PROBLEM
Every record must be repeated exactly; omit any pictures they contain.

-- Start PROVIDED ENTRIES --

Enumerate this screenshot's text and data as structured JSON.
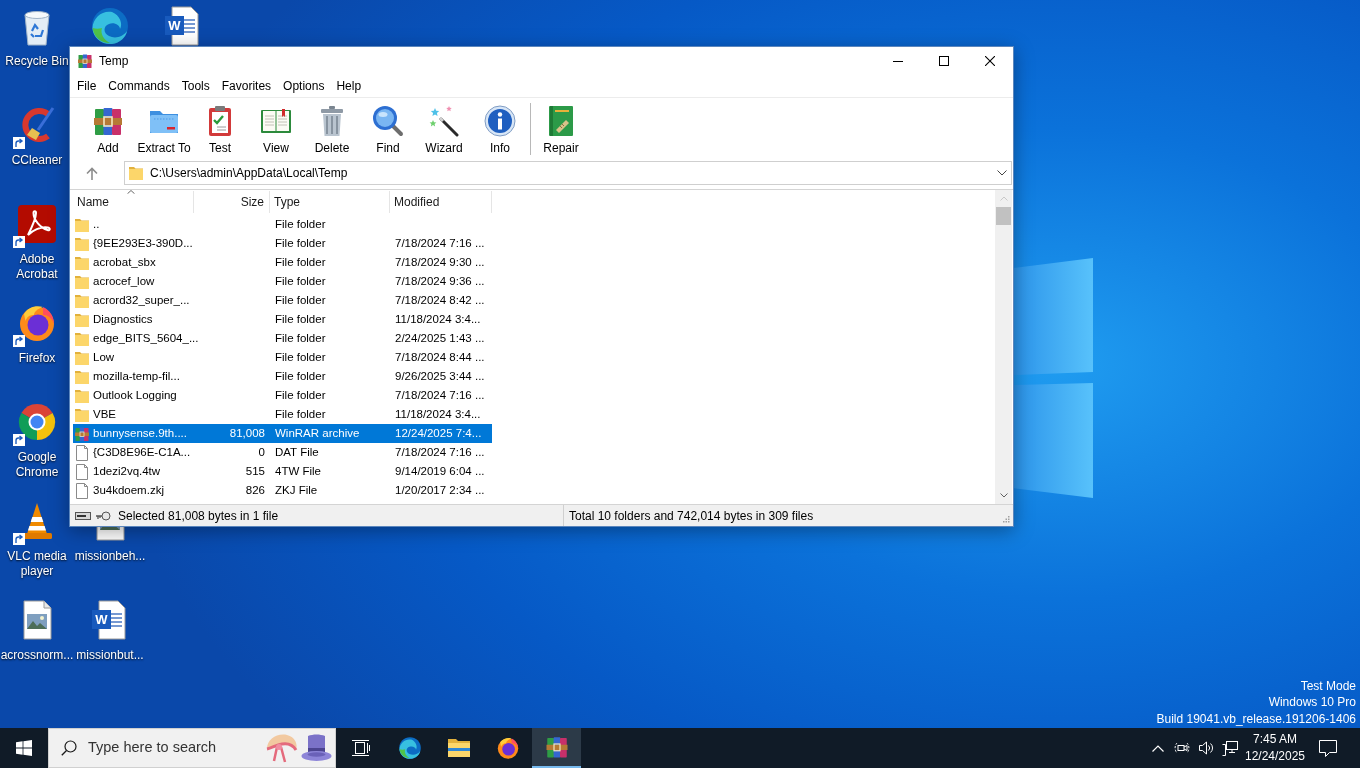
{
  "desktop": {
    "icons": [
      {
        "kind": "recycle-bin",
        "label": "Recycle Bin",
        "shortcut": false
      },
      {
        "kind": "edge",
        "shortcut": false
      },
      {
        "kind": "word-document",
        "badge": "W",
        "shortcut": false
      },
      {
        "kind": "ccleaner",
        "label": "CCleaner",
        "shortcut": true
      },
      {
        "kind": "acrobat",
        "label": "Adobe Acrobat",
        "shortcut": true
      },
      {
        "kind": "firefox",
        "label": "Firefox",
        "shortcut": true
      },
      {
        "kind": "chrome",
        "label": "Google Chrome",
        "shortcut": true
      },
      {
        "kind": "vlc",
        "label": "VLC media player",
        "shortcut": true
      },
      {
        "kind": "image-file",
        "label": "missionbeh...",
        "shortcut": false
      },
      {
        "kind": "image-file",
        "label": "acrossnorm...",
        "shortcut": false
      },
      {
        "kind": "word-document",
        "badge": "W",
        "label": "missionbut...",
        "shortcut": false
      }
    ],
    "system_notice": [
      "Test Mode",
      "Windows 10 Pro",
      "Build 19041.vb_release.191206-1406"
    ]
  },
  "window": {
    "title": "Temp",
    "menu": [
      "File",
      "Commands",
      "Tools",
      "Favorites",
      "Options",
      "Help"
    ],
    "toolbar_groups": [
      [
        {
          "kind": "add",
          "label": "Add"
        },
        {
          "kind": "extract",
          "label": "Extract To"
        },
        {
          "kind": "test",
          "label": "Test"
        },
        {
          "kind": "view",
          "label": "View"
        },
        {
          "kind": "delete",
          "label": "Delete"
        },
        {
          "kind": "find",
          "label": "Find"
        },
        {
          "kind": "wizard",
          "label": "Wizard"
        },
        {
          "kind": "info",
          "label": "Info"
        }
      ],
      [
        {
          "kind": "repair",
          "label": "Repair"
        }
      ]
    ],
    "address": "C:\\Users\\admin\\AppData\\Local\\Temp",
    "columns": [
      {
        "label": "Name",
        "sorted": true
      },
      {
        "label": "Size",
        "sorted": false
      },
      {
        "label": "Type",
        "sorted": false
      },
      {
        "label": "Modified",
        "sorted": false
      }
    ],
    "rows": [
      {
        "kind": "folder",
        "name": "..",
        "type": "File folder",
        "selected": false
      },
      {
        "kind": "folder",
        "name": "{9EE293E3-390D...",
        "type": "File folder",
        "modified": "7/18/2024 7:16 ...",
        "selected": false
      },
      {
        "kind": "folder",
        "name": "acrobat_sbx",
        "type": "File folder",
        "modified": "7/18/2024 9:30 ...",
        "selected": false
      },
      {
        "kind": "folder",
        "name": "acrocef_low",
        "type": "File folder",
        "modified": "7/18/2024 9:36 ...",
        "selected": false
      },
      {
        "kind": "folder",
        "name": "acrord32_super_...",
        "type": "File folder",
        "modified": "7/18/2024 8:42 ...",
        "selected": false
      },
      {
        "kind": "folder",
        "name": "Diagnostics",
        "type": "File folder",
        "modified": "11/18/2024 3:4...",
        "selected": false
      },
      {
        "kind": "folder",
        "name": "edge_BITS_5604_...",
        "type": "File folder",
        "modified": "2/24/2025 1:43 ...",
        "selected": false
      },
      {
        "kind": "folder",
        "name": "Low",
        "type": "File folder",
        "modified": "7/18/2024 8:44 ...",
        "selected": false
      },
      {
        "kind": "folder",
        "name": "mozilla-temp-fil...",
        "type": "File folder",
        "modified": "9/26/2025 3:44 ...",
        "selected": false
      },
      {
        "kind": "folder",
        "name": "Outlook Logging",
        "type": "File folder",
        "modified": "7/18/2024 7:16 ...",
        "selected": false
      },
      {
        "kind": "folder",
        "name": "VBE",
        "type": "File folder",
        "modified": "11/18/2024 3:4...",
        "selected": false
      },
      {
        "kind": "archive",
        "name": "bunnysense.9th....",
        "size": "81,008",
        "type": "WinRAR archive",
        "modified": "12/24/2025 7:4...",
        "selected": true
      },
      {
        "kind": "file",
        "name": "{C3D8E96E-C1A...",
        "size": "0",
        "type": "DAT File",
        "modified": "7/18/2024 7:16 ...",
        "selected": false
      },
      {
        "kind": "file",
        "name": "1dezi2vq.4tw",
        "size": "515",
        "type": "4TW File",
        "modified": "9/14/2019 6:04 ...",
        "selected": false
      },
      {
        "kind": "file",
        "name": "3u4kdoem.zkj",
        "size": "826",
        "type": "ZKJ File",
        "modified": "1/20/2017 2:34 ...",
        "selected": false
      }
    ],
    "status": {
      "selection": "Selected 81,008 bytes in 1 file",
      "total": "Total 10 folders and 742,014 bytes in 309 files"
    }
  },
  "taskbar": {
    "search_placeholder": "Type here to search",
    "apps": [
      {
        "kind": "task-view",
        "active": false
      },
      {
        "kind": "edge",
        "active": false
      },
      {
        "kind": "explorer",
        "active": false
      },
      {
        "kind": "firefox",
        "active": false
      },
      {
        "kind": "winrar",
        "active": true
      }
    ],
    "tray": [
      {
        "kind": "chevron"
      },
      {
        "kind": "meet"
      },
      {
        "kind": "speaker"
      },
      {
        "kind": "network"
      }
    ],
    "clock": {
      "time": "7:45 AM",
      "date": "12/24/2025"
    }
  }
}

-- End PROVIDED ENTRIES --

OUTPUT OF THE TASK
Enumerate this screenshot's text and data as structured JSON.
{
  "desktop": {
    "icons": [
      {
        "kind": "recycle-bin",
        "label": "Recycle Bin",
        "shortcut": false
      },
      {
        "kind": "edge",
        "shortcut": false
      },
      {
        "kind": "word-document",
        "badge": "W",
        "shortcut": false
      },
      {
        "kind": "ccleaner",
        "label": "CCleaner",
        "shortcut": true
      },
      {
        "kind": "acrobat",
        "label": "Adobe Acrobat",
        "shortcut": true
      },
      {
        "kind": "firefox",
        "label": "Firefox",
        "shortcut": true
      },
      {
        "kind": "chrome",
        "label": "Google Chrome",
        "shortcut": true
      },
      {
        "kind": "vlc",
        "label": "VLC media player",
        "shortcut": true
      },
      {
        "kind": "image-file",
        "label": "missionbeh...",
        "shortcut": false
      },
      {
        "kind": "image-file",
        "label": "acrossnorm...",
        "shortcut": false
      },
      {
        "kind": "word-document",
        "badge": "W",
        "label": "missionbut...",
        "shortcut": false
      }
    ],
    "system_notice": [
      "Test Mode",
      "Windows 10 Pro",
      "Build 19041.vb_release.191206-1406"
    ]
  },
  "window": {
    "title": "Temp",
    "menu": [
      "File",
      "Commands",
      "Tools",
      "Favorites",
      "Options",
      "Help"
    ],
    "toolbar_groups": [
      [
        {
          "kind": "add",
          "label": "Add"
        },
        {
          "kind": "extract",
          "label": "Extract To"
        },
        {
          "kind": "test",
          "label": "Test"
        },
        {
          "kind": "view",
          "label": "View"
        },
        {
          "kind": "delete",
          "label": "Delete"
        },
        {
          "kind": "find",
          "label": "Find"
        },
        {
          "kind": "wizard",
          "label": "Wizard"
        },
        {
          "kind": "info",
          "label": "Info"
        }
      ],
      [
        {
          "kind": "repair",
          "label": "Repair"
        }
      ]
    ],
    "address": "C:\\Users\\admin\\AppData\\Local\\Temp",
    "columns": [
      {
        "label": "Name",
        "sorted": true
      },
      {
        "label": "Size",
        "sorted": false
      },
      {
        "label": "Type",
        "sorted": false
      },
      {
        "label": "Modified",
        "sorted": false
      }
    ],
    "rows": [
      {
        "kind": "folder",
        "name": "..",
        "type": "File folder",
        "selected": false
      },
      {
        "kind": "folder",
        "name": "{9EE293E3-390D...",
        "type": "File folder",
        "modified": "7/18/2024 7:16 ...",
        "selected": false
      },
      {
        "kind": "folder",
        "name": "acrobat_sbx",
        "type": "File folder",
        "modified": "7/18/2024 9:30 ...",
        "selected": false
      },
      {
        "kind": "folder",
        "name": "acrocef_low",
        "type": "File folder",
        "modified": "7/18/2024 9:36 ...",
        "selected": false
      },
      {
        "kind": "folder",
        "name": "acrord32_super_...",
        "type": "File folder",
        "modified": "7/18/2024 8:42 ...",
        "selected": false
      },
      {
        "kind": "folder",
        "name": "Diagnostics",
        "type": "File folder",
        "modified": "11/18/2024 3:4...",
        "selected": false
      },
      {
        "kind": "folder",
        "name": "edge_BITS_5604_...",
        "type": "File folder",
        "modified": "2/24/2025 1:43 ...",
        "selected": false
      },
      {
        "kind": "folder",
        "name": "Low",
        "type": "File folder",
        "modified": "7/18/2024 8:44 ...",
        "selected": false
      },
      {
        "kind": "folder",
        "name": "mozilla-temp-fil...",
        "type": "File folder",
        "modified": "9/26/2025 3:44 ...",
        "selected": false
      },
      {
        "kind": "folder",
        "name": "Outlook Logging",
        "type": "File folder",
        "modified": "7/18/2024 7:16 ...",
        "selected": false
      },
      {
        "kind": "folder",
        "name": "VBE",
        "type": "File folder",
        "modified": "11/18/2024 3:4...",
        "selected": false
      },
      {
        "kind": "archive",
        "name": "bunnysense.9th....",
        "size": "81,008",
        "type": "WinRAR archive",
        "modified": "12/24/2025 7:4...",
        "selected": true
      },
      {
        "kind": "file",
        "name": "{C3D8E96E-C1A...",
        "size": "0",
        "type": "DAT File",
        "modified": "7/18/2024 7:16 ...",
        "selected": false
      },
      {
        "kind": "file",
        "name": "1dezi2vq.4tw",
        "size": "515",
        "type": "4TW File",
        "modified": "9/14/2019 6:04 ...",
        "selected": false
      },
      {
        "kind": "file",
        "name": "3u4kdoem.zkj",
        "size": "826",
        "type": "ZKJ File",
        "modified": "1/20/2017 2:34 ...",
        "selected": false
      }
    ],
    "status": {
      "selection": "Selected 81,008 bytes in 1 file",
      "total": "Total 10 folders and 742,014 bytes in 309 files"
    }
  },
  "taskbar": {
    "search_placeholder": "Type here to search",
    "apps": [
      {
        "kind": "task-view",
        "active": false
      },
      {
        "kind": "edge",
        "active": false
      },
      {
        "kind": "explorer",
        "active": false
      },
      {
        "kind": "firefox",
        "active": false
      },
      {
        "kind": "winrar",
        "active": true
      }
    ],
    "tray": [
      {
        "kind": "chevron"
      },
      {
        "kind": "meet"
      },
      {
        "kind": "speaker"
      },
      {
        "kind": "network"
      }
    ],
    "clock": {
      "time": "7:45 AM",
      "date": "12/24/2025"
    }
  }
}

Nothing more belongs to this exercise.